▶ [Problem requirements]:
Images excluded, repeat each entry below exactly.

-- BEGIN --

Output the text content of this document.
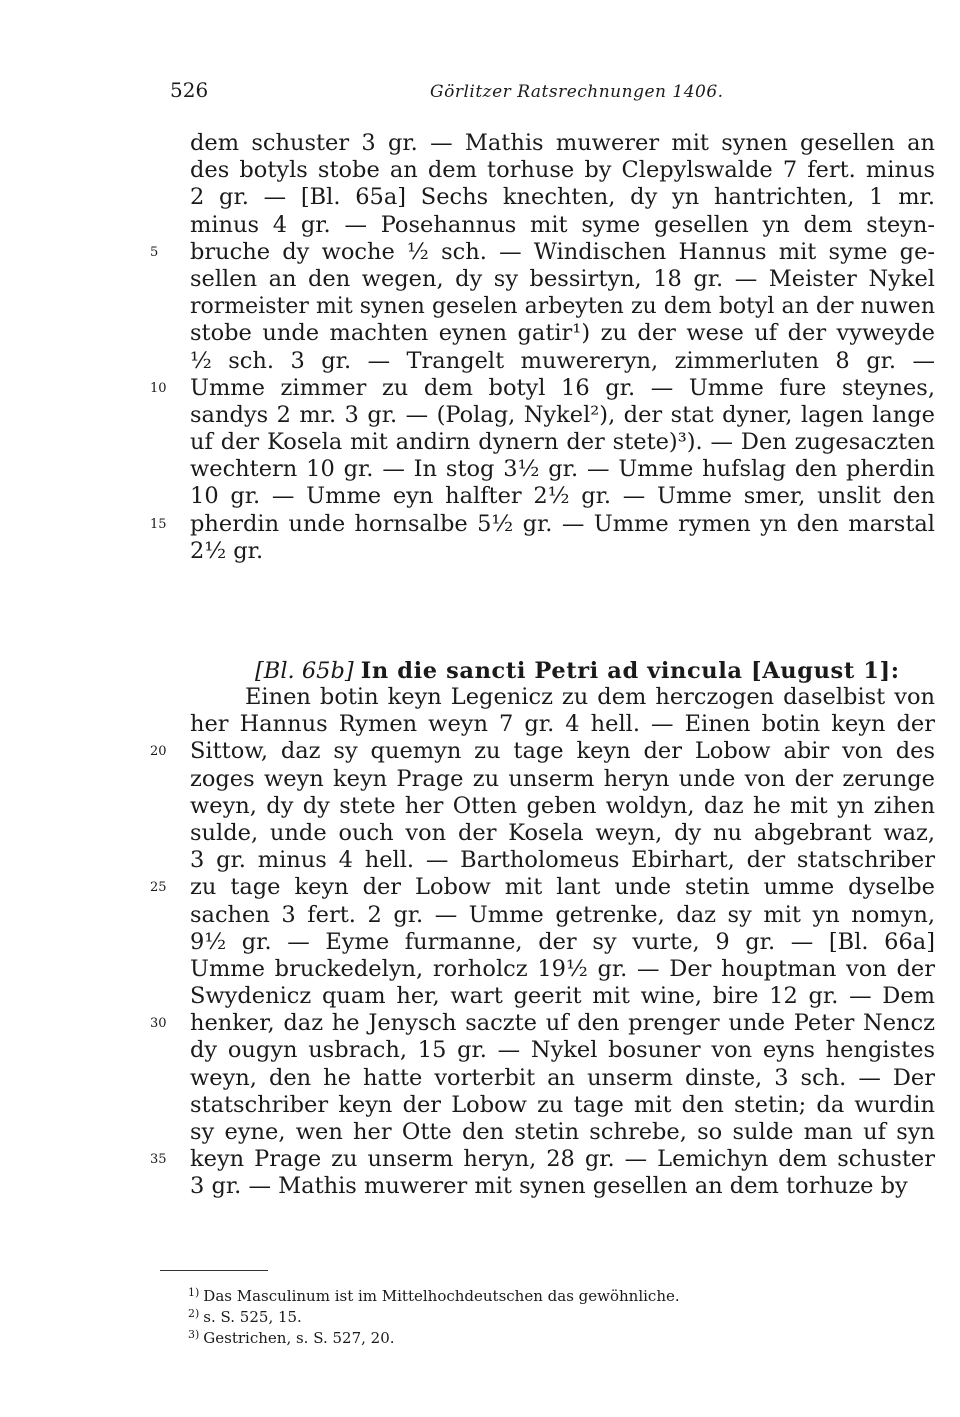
526	Görlitzer Ratsrechnungen 1406.
dem schuster 3 gr. — Mathis muwerer mit synen gesellen an
des botyls stobe an dem torhuse by Clepylswalde 7 fert. minus
2 gr. — [Bl. 65a] Sechs knechten, dy yn hantrichten, 1 mr.
minus 4 gr. — Posehannus mit syme gesellen yn dem steyn-
bruche dy woche ½ sch. — Windischen Hannus mit syme ge-
5
sellen an den wegen, dy sy bessirtyn, 18 gr. — Meister Nykel
rormeister mit synen geselen arbeyten zu dem botyl an der nuwen
stobe unde machten eynen gatir¹) zu der wese uf der vyweyde
½ sch. 3 gr. — Trangelt muwereryn, zimmerluten 8 gr. —
Umme zimmer zu dem botyl 16 gr. — Umme fure steynes,
10
sandys 2 mr. 3 gr. — (Polag, Nykel²), der stat dyner, lagen lange
uf der Kosela mit andirn dynern der stete)³). — Den zugesaczten
wechtern 10 gr. — In stog 3½ gr. — Umme hufslag den pherdin
10 gr. — Umme eyn halfter 2½ gr. — Umme smer, unslit den
pherdin unde hornsalbe 5½ gr. — Umme rymen yn den marstal
15
2½ gr.
[Bl. 65b] In die sancti Petri ad vincula [August 1]:
Einen botin keyn Legenicz zu dem herczogen daselbist von
her Hannus Rymen weyn 7 gr. 4 hell. — Einen botin keyn der
Sittow, daz sy quemyn zu tage keyn der Lobow abir von des
20
zoges weyn keyn Prage zu unserm heryn unde von der zerunge
weyn, dy dy stete her Otten geben woldyn, daz he mit yn zihen
sulde, unde ouch von der Kosela weyn, dy nu abgebrant waz,
3 gr. minus 4 hell. — Bartholomeus Ebirhart, der statschriber
zu tage keyn der Lobow mit lant unde stetin umme dyselbe
25
sachen 3 fert. 2 gr. — Umme getrenke, daz sy mit yn nomyn,
9½ gr. — Eyme furmanne, der sy vurte, 9 gr. — [Bl. 66a]
Umme bruckedelyn, rorholcz 19½ gr. — Der houptman von der
Swydenicz quam her, wart geerit mit wine, bire 12 gr. — Dem
henker, daz he Jenysch saczte uf den prenger unde Peter Nencz
30
dy ougyn usbrach, 15 gr. — Nykel bosuner von eyns hengistes
weyn, den he hatte vorterbit an unserm dinste, 3 sch. — Der
statschriber keyn der Lobow zu tage mit den stetin; da wurdin
sy eyne, wen her Otte den stetin schrebe, so sulde man uf syn
keyn Prage zu unserm heryn, 28 gr. — Lemichyn dem schuster
35
3 gr. — Mathis muwerer mit synen gesellen an dem torhuze by
$^{1)}$ Das Masculinum ist im Mittelhochdeutschen das gewöhnliche.
$^{2)}$ s. S. 525, 15.
$^{3)}$ Gestrichen, s. S. 527, 20.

-- END --

▶ [Complete answer]:
Output the text content of this document.
526	Görlitzer Ratsrechnungen 1406.
dem schuster 3 gr. — Mathis muwerer mit synen gesellen an
des botyls stobe an dem torhuse by Clepylswalde 7 fert. minus
2 gr. — [Bl. 65a] Sechs knechten, dy yn hantrichten, 1 mr.
minus 4 gr. — Posehannus mit syme gesellen yn dem steyn-
bruche dy woche ½ sch. — Windischen Hannus mit syme ge-
5
sellen an den wegen, dy sy bessirtyn, 18 gr. — Meister Nykel
rormeister mit synen geselen arbeyten zu dem botyl an der nuwen
stobe unde machten eynen gatir¹) zu der wese uf der vyweyde
½ sch. 3 gr. — Trangelt muwereryn, zimmerluten 8 gr. —
Umme zimmer zu dem botyl 16 gr. — Umme fure steynes,
10
sandys 2 mr. 3 gr. — (Polag, Nykel²), der stat dyner, lagen lange
uf der Kosela mit andirn dynern der stete)³). — Den zugesaczten
wechtern 10 gr. — In stog 3½ gr. — Umme hufslag den pherdin
10 gr. — Umme eyn halfter 2½ gr. — Umme smer, unslit den
pherdin unde hornsalbe 5½ gr. — Umme rymen yn den marstal
15
2½ gr.
[Bl. 65b] In die sancti Petri ad vincula [August 1]:
Einen botin keyn Legenicz zu dem herczogen daselbist von
her Hannus Rymen weyn 7 gr. 4 hell. — Einen botin keyn der
Sittow, daz sy quemyn zu tage keyn der Lobow abir von des
20
zoges weyn keyn Prage zu unserm heryn unde von der zerunge
weyn, dy dy stete her Otten geben woldyn, daz he mit yn zihen
sulde, unde ouch von der Kosela weyn, dy nu abgebrant waz,
3 gr. minus 4 hell. — Bartholomeus Ebirhart, der statschriber
zu tage keyn der Lobow mit lant unde stetin umme dyselbe
25
sachen 3 fert. 2 gr. — Umme getrenke, daz sy mit yn nomyn,
9½ gr. — Eyme furmanne, der sy vurte, 9 gr. — [Bl. 66a]
Umme bruckedelyn, rorholcz 19½ gr. — Der houptman von der
Swydenicz quam her, wart geerit mit wine, bire 12 gr. — Dem
henker, daz he Jenysch saczte uf den prenger unde Peter Nencz
30
dy ougyn usbrach, 15 gr. — Nykel bosuner von eyns hengistes
weyn, den he hatte vorterbit an unserm dinste, 3 sch. — Der
statschriber keyn der Lobow zu tage mit den stetin; da wurdin
sy eyne, wen her Otte den stetin schrebe, so sulde man uf syn
keyn Prage zu unserm heryn, 28 gr. — Lemichyn dem schuster
35
3 gr. — Mathis muwerer mit synen gesellen an dem torhuze by
$^{1)}$ Das Masculinum ist im Mittelhochdeutschen das gewöhnliche.
$^{2)}$ s. S. 525, 15.
$^{3)}$ Gestrichen, s. S. 527, 20.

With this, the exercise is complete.